***** Document segment *****

Using HTTPX is very similar to requests:

import httpx

r = httpx.get('https://swapi.dev/api/starships/9/')

print(r.json())

and for our POST:

import httpx

data = {"name": "Obi-Wan Kenobi", ...}

r = httpx.post('https://httpbin.org/post', json=data)

print(r.json())

We've simply changed the name of our module and again not needed to manage any JSON conversion. You'll also notice even though it has async apis, we can still write concise synchronous code with it. We can also create asynchronous versions of our examples, by using the http.AsyncClient and using requests style http verb syntax against that. This allows us to get all the starship details we could ever desire in next to no time from our API. We update our previous get_starship method from the aiohttp example to use httpx:

import httpx
import asyncio

async def get_starship(ship_id: int):
    async with httpx.AsyncClient() as client:
      r = await client.get(f'https://swapi.dev/api/starships/{ship_id}/')

***** Provided material *****

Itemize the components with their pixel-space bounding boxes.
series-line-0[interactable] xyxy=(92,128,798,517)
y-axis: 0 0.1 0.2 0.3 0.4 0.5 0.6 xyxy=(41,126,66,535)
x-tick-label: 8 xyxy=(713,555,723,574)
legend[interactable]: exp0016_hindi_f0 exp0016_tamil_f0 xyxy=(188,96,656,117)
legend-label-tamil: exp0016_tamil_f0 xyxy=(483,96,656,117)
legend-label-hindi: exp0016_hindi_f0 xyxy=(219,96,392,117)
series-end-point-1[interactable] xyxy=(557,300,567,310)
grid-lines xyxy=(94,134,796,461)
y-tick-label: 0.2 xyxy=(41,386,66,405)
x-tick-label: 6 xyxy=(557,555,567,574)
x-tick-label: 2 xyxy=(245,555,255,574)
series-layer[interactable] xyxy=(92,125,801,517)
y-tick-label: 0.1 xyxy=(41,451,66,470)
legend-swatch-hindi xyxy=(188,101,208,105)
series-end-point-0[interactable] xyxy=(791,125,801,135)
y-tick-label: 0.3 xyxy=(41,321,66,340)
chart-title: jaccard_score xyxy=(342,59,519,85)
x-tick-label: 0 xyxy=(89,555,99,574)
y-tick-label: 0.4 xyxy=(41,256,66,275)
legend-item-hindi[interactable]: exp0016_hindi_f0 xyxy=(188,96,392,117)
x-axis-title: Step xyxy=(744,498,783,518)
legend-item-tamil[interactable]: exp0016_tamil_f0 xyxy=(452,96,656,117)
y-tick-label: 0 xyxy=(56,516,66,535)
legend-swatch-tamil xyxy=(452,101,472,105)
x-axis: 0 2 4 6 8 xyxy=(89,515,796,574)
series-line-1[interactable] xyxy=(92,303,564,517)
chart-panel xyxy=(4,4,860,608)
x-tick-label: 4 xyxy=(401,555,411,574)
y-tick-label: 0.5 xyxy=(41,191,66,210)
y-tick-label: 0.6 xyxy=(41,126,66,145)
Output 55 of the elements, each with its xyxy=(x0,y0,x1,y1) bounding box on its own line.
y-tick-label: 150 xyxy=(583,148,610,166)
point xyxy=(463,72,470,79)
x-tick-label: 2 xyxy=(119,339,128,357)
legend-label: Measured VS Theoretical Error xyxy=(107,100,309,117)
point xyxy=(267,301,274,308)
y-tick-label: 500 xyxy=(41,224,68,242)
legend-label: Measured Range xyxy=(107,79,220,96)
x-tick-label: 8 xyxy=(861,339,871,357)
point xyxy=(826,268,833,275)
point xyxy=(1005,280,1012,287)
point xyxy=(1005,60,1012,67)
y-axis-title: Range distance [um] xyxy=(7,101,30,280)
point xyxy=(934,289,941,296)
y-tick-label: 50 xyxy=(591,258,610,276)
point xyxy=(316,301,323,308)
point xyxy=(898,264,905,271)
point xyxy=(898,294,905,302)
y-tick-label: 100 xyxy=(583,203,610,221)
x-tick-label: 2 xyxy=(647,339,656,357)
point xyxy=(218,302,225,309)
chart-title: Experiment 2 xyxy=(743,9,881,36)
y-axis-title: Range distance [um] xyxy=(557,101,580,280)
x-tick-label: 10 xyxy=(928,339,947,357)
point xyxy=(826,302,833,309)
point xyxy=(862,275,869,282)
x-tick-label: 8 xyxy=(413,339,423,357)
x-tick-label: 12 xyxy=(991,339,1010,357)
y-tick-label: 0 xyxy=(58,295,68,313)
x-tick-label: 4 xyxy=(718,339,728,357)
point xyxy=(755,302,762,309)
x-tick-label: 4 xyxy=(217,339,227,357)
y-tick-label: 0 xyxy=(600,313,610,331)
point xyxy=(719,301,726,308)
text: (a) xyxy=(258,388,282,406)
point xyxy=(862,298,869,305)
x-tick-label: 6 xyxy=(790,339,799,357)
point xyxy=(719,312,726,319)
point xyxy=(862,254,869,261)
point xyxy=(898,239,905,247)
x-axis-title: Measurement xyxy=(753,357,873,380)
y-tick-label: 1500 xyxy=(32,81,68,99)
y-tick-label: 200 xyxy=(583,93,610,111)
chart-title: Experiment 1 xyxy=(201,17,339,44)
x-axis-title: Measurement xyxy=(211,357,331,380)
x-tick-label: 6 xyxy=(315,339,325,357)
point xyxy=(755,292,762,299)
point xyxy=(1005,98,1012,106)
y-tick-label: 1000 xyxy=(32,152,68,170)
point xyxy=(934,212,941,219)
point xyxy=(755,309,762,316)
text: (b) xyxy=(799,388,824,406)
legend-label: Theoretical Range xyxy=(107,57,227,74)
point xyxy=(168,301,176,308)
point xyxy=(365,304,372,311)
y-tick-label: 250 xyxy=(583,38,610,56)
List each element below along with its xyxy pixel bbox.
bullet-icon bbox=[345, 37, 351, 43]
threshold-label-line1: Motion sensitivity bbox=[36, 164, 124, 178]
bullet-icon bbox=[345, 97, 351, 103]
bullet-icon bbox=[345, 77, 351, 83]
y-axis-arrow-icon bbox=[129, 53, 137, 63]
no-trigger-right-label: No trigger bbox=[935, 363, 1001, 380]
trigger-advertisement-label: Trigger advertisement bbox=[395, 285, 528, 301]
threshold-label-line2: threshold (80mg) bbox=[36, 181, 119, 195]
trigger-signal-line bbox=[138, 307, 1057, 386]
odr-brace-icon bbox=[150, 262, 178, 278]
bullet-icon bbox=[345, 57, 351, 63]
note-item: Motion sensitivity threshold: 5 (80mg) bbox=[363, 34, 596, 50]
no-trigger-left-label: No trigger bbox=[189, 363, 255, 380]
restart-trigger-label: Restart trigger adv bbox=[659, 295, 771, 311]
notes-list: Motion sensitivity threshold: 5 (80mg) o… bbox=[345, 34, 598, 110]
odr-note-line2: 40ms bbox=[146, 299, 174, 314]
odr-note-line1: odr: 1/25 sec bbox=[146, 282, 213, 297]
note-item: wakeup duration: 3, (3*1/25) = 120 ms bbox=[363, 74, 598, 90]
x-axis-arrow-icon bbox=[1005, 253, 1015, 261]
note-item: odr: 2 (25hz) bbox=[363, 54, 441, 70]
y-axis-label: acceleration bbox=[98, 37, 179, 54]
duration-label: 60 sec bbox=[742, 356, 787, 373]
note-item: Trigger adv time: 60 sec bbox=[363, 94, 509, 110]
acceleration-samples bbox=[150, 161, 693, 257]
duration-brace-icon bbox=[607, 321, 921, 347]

*****

(Problems to work on)
• 1. In the HTTPX excerpt, which method from the earlier aiohttp example is updated to use httpx?
• 2. Print the part of the HTTPX excerpt starting with "r = httpx.get('https://swapi.dev/api/starships/9/')" and going on through "r = httpx.post('https://httpbin.org/post', json=data)".

(Solved tasks)
• 1. The get_starship method.

• 2.
r = httpx.get('https://swapi.dev/api/starships/9/')

print(r.json())

and for our POST:

import httpx

data = {"name": "Obi-Wan Kenobi", ...}

r = httpx.post('https://httpbin.org/post', json=data)